Task directions.
In the entries below, how many lines hold the string "this"? Give only the number.

Stored items.
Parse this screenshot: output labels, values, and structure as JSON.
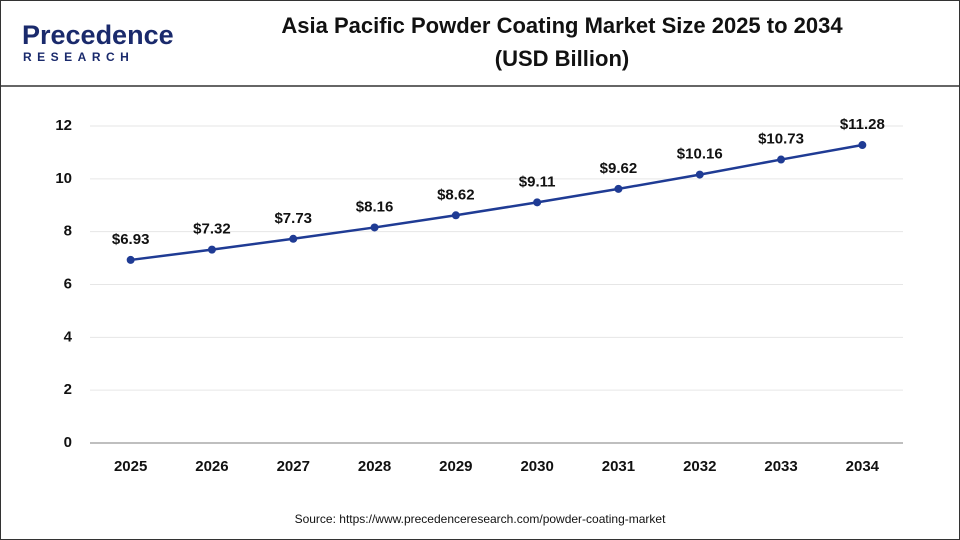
{
  "chart_data": {
    "type": "line",
    "logo": {
      "name": "Precedence",
      "tagline": "RESEARCH"
    },
    "title": "Asia Pacific Powder Coating Market Size 2025 to 2034",
    "subtitle": "(USD Billion)",
    "categories": [
      "2025",
      "2026",
      "2027",
      "2028",
      "2029",
      "2030",
      "2031",
      "2032",
      "2033",
      "2034"
    ],
    "values": [
      6.93,
      7.32,
      7.73,
      8.16,
      8.62,
      9.11,
      9.62,
      10.16,
      10.73,
      11.28
    ],
    "value_labels": [
      "$6.93",
      "$7.32",
      "$7.73",
      "$8.16",
      "$8.62",
      "$9.11",
      "$9.62",
      "$10.16",
      "$10.73",
      "$11.28"
    ],
    "color": "#1f3b94",
    "ylim": [
      0,
      12
    ],
    "yticks": [
      0,
      2,
      4,
      6,
      8,
      10,
      12
    ],
    "grid": true,
    "source": "Source: https://www.precedenceresearch.com/powder-coating-market"
  }
}
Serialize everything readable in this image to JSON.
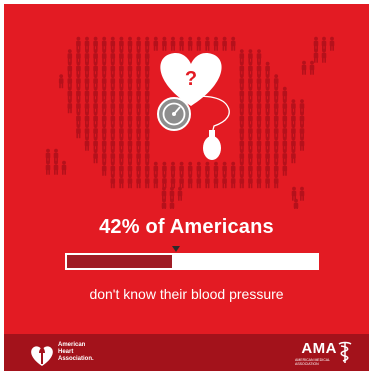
{
  "headline": "42% of Americans",
  "stat": {
    "percent": 42
  },
  "subline": "don't know their blood pressure",
  "illustration": {
    "question_mark": "?",
    "icons": [
      "people-map-icon",
      "heart-icon",
      "blood-pressure-gauge-icon",
      "pump-bulb-icon"
    ]
  },
  "colors": {
    "background": "#e31b23",
    "people": "#b5111b",
    "bar_fill": "#9f1c25",
    "bar_track": "#ffffff",
    "footer": "#a3121b"
  },
  "footer": {
    "aha_lines": [
      "American",
      "Heart",
      "Association."
    ],
    "ama_name": "AMA",
    "ama_subtitle": "AMERICAN MEDICAL ASSOCIATION"
  }
}
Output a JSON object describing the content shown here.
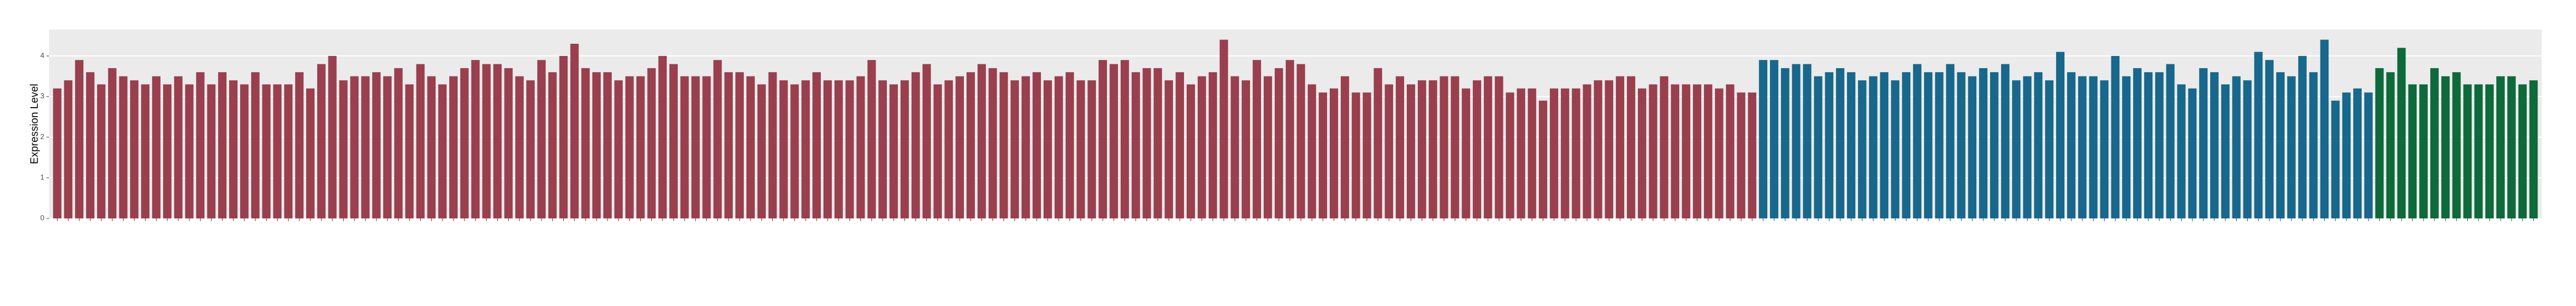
{
  "chart_data": {
    "type": "bar",
    "y_label": "Expression Level",
    "ylim": [
      0,
      4.65
    ],
    "yticks": [
      0,
      1,
      2,
      3,
      4
    ],
    "grid": true,
    "series": [
      {
        "color": "#9a3f4e",
        "values": [
          3.2,
          3.4,
          3.9,
          3.6,
          3.3,
          3.7,
          3.5,
          3.4,
          3.3,
          3.5,
          3.3,
          3.5,
          3.3,
          3.6,
          3.3,
          3.6,
          3.4,
          3.3,
          3.6,
          3.3,
          3.3,
          3.3,
          3.6,
          3.2,
          3.8,
          4.0,
          3.4,
          3.5,
          3.5,
          3.6,
          3.5,
          3.7,
          3.3,
          3.8,
          3.5,
          3.3,
          3.5,
          3.7,
          3.9,
          3.8,
          3.8,
          3.7,
          3.5,
          3.4,
          3.9,
          3.6,
          4.0,
          4.3,
          3.7,
          3.6,
          3.6,
          3.4,
          3.5,
          3.5,
          3.7,
          4.0,
          3.8,
          3.5,
          3.5,
          3.5,
          3.9,
          3.6,
          3.6,
          3.5,
          3.3,
          3.6,
          3.4,
          3.3,
          3.4,
          3.6,
          3.4,
          3.4,
          3.4,
          3.5,
          3.9,
          3.4,
          3.3,
          3.4,
          3.6,
          3.8,
          3.3,
          3.4,
          3.5,
          3.6,
          3.8,
          3.7,
          3.6,
          3.4,
          3.5,
          3.6,
          3.4,
          3.5,
          3.6,
          3.4,
          3.4,
          3.9,
          3.8,
          3.9,
          3.6,
          3.7,
          3.7,
          3.4,
          3.6,
          3.3,
          3.5,
          3.6,
          4.4,
          3.5,
          3.4,
          3.9,
          3.5,
          3.7,
          3.9,
          3.8,
          3.3,
          3.1,
          3.2,
          3.5,
          3.1,
          3.1,
          3.7,
          3.3,
          3.5,
          3.3,
          3.4,
          3.4,
          3.5,
          3.5,
          3.2,
          3.4,
          3.5,
          3.5,
          3.1,
          3.2,
          3.2,
          2.9,
          3.2,
          3.2,
          3.2,
          3.3,
          3.4,
          3.4,
          3.5,
          3.5,
          3.2,
          3.3,
          3.5,
          3.3,
          3.3,
          3.3,
          3.3,
          3.2,
          3.3,
          3.1,
          3.1
        ]
      },
      {
        "color": "#17688c",
        "values": [
          3.9,
          3.9,
          3.7,
          3.8,
          3.8,
          3.5,
          3.6,
          3.7,
          3.6,
          3.4,
          3.5,
          3.6,
          3.4,
          3.6,
          3.8,
          3.6,
          3.6,
          3.8,
          3.6,
          3.5,
          3.7,
          3.6,
          3.8,
          3.4,
          3.5,
          3.6,
          3.4,
          4.1,
          3.6,
          3.5,
          3.5,
          3.4,
          4.0,
          3.5,
          3.7,
          3.6,
          3.6,
          3.8,
          3.3,
          3.2,
          3.7,
          3.6,
          3.3,
          3.5,
          3.4,
          4.1,
          3.9,
          3.6,
          3.5,
          4.0,
          3.6,
          4.4,
          2.9,
          3.1,
          3.2,
          3.1
        ]
      },
      {
        "color": "#0e6a3b",
        "values": [
          3.7,
          3.6,
          4.2,
          3.3,
          3.3,
          3.7,
          3.5,
          3.6,
          3.3,
          3.3,
          3.3,
          3.5,
          3.5,
          3.3,
          3.4
        ]
      }
    ]
  }
}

Response.
2